- **Selected extract**:

|---|

# Sticky  FORUM RULES



## IGluIt4U

The following rules apply site-wide. They were agreed to upon registration, please abide by them. This is a community of all ages and the content needs to remain appropriate for all. Thank you and enjoy the forum!

1. Above all, respect each other. While we realize that discussions may get heated, vulgar language or name calling cannot be tolerated. Masked vulgar language (ie, w*rd, rul*s, etc) is considered vulgar.

2. If a moderator removes your thread or post, contact a moderator by Conversation to request their reasons, or to explain yourself. Moderators are only human and there may have been a misunderstanding. Threatening a moderator will not be tolerated.

3. Please use the Conversation feature to contact other members or forum moderators about any issue. Do not start a thread or use a post for this kind of contact. Do not start a thread or make a post protesting a mod or admins actions (this includes protesting the banning of a member).

4. Please use good taste in your choice of avatar. Nothing sexual or of a violent nature is tolerated.

5. Please limit your signature block to 5 lines or less, and size #2 or smaller. Signatures may not contain links to websites or contact information, unless the website is owned by a banner sponsor of ArcheryTalk.com. Signatures may not be used to sell or advertise products that are non ArcheryTalk banner sponsors. This includes business Facebook links.

6. Do not use posts to correct another poster's spelling or grammar - this is rude and unnecessary. If you do not understand what they are saying, ask them to clarify.

7. Do not interrupt a thread's content direction to bring attention to another agenda or product.

8. Minors are not allowed to post in the classifieds section due to legal restrictions. Parents may post for their minor children and are responsible for all transactions. All traders must have a birth date visible in their profile.

9. Remember that use of ALL CAPITAL LETTERS IN A POST is the same as shouting. It is best not to use all capital letters as it is difficult to read and is intrusive to readers.

10. What may not be in a post is as follows: Material that is threatening, harassing, or abusive to any party. Content that is sexual, defamatory, hateful, potentially slanderous, Conversations or in violation of any law is not tolerated. Knowingly posting false or misleading material will result in moderator action.
NOTE: This includes Racial attacks, and racial slurs of any kind, directed at a fellow member or not. This rule also pertains to persons running for political office regardless of party affiliation.

11. Use the proper forum for your threads. Commercial threads need to be started in the manufacturer's announcement area. Hunting stories or hunting info need to be posted in the Bowhunting forum, etc. If you are unsure about what to do or where to go, just start a conversation with a moderator or an administrator. All classifieds threads, for sale, want to buy, trade, etc must be posted in the proper classfieds forum only. These types of threads are not permitted anywhere else in the forum and will be removed.

|---|

- **Do this**:
Under the forum rules, how many lines may a signature block take up at most?

|---|

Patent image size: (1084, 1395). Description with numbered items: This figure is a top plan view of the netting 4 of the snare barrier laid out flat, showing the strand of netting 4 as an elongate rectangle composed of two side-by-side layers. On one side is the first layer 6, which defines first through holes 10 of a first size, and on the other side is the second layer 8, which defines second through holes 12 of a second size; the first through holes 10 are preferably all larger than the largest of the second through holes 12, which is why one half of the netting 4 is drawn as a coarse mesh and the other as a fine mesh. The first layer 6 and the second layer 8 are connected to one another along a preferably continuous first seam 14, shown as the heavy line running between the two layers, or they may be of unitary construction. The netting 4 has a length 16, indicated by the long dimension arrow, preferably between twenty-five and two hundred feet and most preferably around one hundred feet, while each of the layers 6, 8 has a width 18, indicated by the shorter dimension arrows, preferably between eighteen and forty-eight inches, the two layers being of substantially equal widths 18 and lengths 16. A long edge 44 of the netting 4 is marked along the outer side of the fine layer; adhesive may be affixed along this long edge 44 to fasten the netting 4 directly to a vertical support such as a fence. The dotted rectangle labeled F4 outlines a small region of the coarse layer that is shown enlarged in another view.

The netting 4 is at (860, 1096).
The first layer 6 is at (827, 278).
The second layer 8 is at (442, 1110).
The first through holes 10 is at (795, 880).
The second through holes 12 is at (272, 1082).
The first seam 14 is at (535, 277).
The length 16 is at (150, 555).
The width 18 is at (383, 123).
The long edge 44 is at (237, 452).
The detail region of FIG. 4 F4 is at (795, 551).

|---|

- **Result for this task**:
Five lines.